GOAL OF THE EXERCISE:
All of the records listed below should be retyped exactly.

[Stored data entries]
####

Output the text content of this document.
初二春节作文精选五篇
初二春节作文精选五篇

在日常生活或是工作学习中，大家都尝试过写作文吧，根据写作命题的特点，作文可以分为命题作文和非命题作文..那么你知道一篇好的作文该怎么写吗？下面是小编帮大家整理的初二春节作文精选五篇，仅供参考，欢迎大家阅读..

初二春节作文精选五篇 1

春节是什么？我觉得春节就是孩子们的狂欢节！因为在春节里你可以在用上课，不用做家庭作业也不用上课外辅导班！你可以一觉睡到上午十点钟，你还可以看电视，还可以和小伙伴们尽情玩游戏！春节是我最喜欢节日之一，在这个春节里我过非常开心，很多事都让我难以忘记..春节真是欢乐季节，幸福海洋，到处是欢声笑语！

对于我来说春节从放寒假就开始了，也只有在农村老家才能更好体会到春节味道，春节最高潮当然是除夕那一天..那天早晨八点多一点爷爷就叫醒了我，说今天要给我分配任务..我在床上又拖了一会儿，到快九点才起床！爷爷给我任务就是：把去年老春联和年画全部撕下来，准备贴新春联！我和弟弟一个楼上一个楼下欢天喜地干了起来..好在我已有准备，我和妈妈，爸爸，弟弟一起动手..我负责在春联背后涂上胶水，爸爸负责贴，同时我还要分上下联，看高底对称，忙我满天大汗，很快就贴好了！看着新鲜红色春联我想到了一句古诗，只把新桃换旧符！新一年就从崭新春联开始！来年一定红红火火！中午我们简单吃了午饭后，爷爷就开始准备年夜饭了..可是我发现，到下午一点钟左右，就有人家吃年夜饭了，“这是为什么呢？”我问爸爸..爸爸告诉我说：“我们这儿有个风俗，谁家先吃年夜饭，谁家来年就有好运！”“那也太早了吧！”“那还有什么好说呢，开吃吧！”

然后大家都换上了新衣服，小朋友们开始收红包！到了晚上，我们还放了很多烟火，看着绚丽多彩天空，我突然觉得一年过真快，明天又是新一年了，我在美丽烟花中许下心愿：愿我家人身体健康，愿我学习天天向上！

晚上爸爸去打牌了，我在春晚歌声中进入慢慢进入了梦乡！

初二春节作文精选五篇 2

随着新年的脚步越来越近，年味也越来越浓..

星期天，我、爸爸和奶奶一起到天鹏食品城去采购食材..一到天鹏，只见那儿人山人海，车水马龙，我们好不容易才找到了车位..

####

COMPLETE RESPONSE:
Output the text content of this document.
初二春节作文精选五篇
初二春节作文精选五篇

在日常生活或是工作学习中，大家都尝试过写作文吧，根据写作命题的特点，作文可以分为命题作文和非命题作文..那么你知道一篇好的作文该怎么写吗？下面是小编帮大家整理的初二春节作文精选五篇，仅供参考，欢迎大家阅读..

初二春节作文精选五篇 1

春节是什么？我觉得春节就是孩子们的狂欢节！因为在春节里你可以在用上课，不用做家庭作业也不用上课外辅导班！你可以一觉睡到上午十点钟，你还可以看电视，还可以和小伙伴们尽情玩游戏！春节是我最喜欢节日之一，在这个春节里我过非常开心，很多事都让我难以忘记..春节真是欢乐季节，幸福海洋，到处是欢声笑语！

对于我来说春节从放寒假就开始了，也只有在农村老家才能更好体会到春节味道，春节最高潮当然是除夕那一天..那天早晨八点多一点爷爷就叫醒了我，说今天要给我分配任务..我在床上又拖了一会儿，到快九点才起床！爷爷给我任务就是：把去年老春联和年画全部撕下来，准备贴新春联！我和弟弟一个楼上一个楼下欢天喜地干了起来..好在我已有准备，我和妈妈，爸爸，弟弟一起动手..我负责在春联背后涂上胶水，爸爸负责贴，同时我还要分上下联，看高底对称，忙我满天大汗，很快就贴好了！看着新鲜红色春联我想到了一句古诗，只把新桃换旧符！新一年就从崭新春联开始！来年一定红红火火！中午我们简单吃了午饭后，爷爷就开始准备年夜饭了..可是我发现，到下午一点钟左右，就有人家吃年夜饭了，“这是为什么呢？”我问爸爸..爸爸告诉我说：“我们这儿有个风俗，谁家先吃年夜饭，谁家来年就有好运！”“那也太早了吧！”“那还有什么好说呢，开吃吧！”

然后大家都换上了新衣服，小朋友们开始收红包！到了晚上，我们还放了很多烟火，看着绚丽多彩天空，我突然觉得一年过真快，明天又是新一年了，我在美丽烟花中许下心愿：愿我家人身体健康，愿我学习天天向上！

晚上爸爸去打牌了，我在春晚歌声中进入慢慢进入了梦乡！

初二春节作文精选五篇 2

随着新年的脚步越来越近，年味也越来越浓..

星期天，我、爸爸和奶奶一起到天鹏食品城去采购食材..一到天鹏，只见那儿人山人海，车水马龙，我们好不容易才找到了车位..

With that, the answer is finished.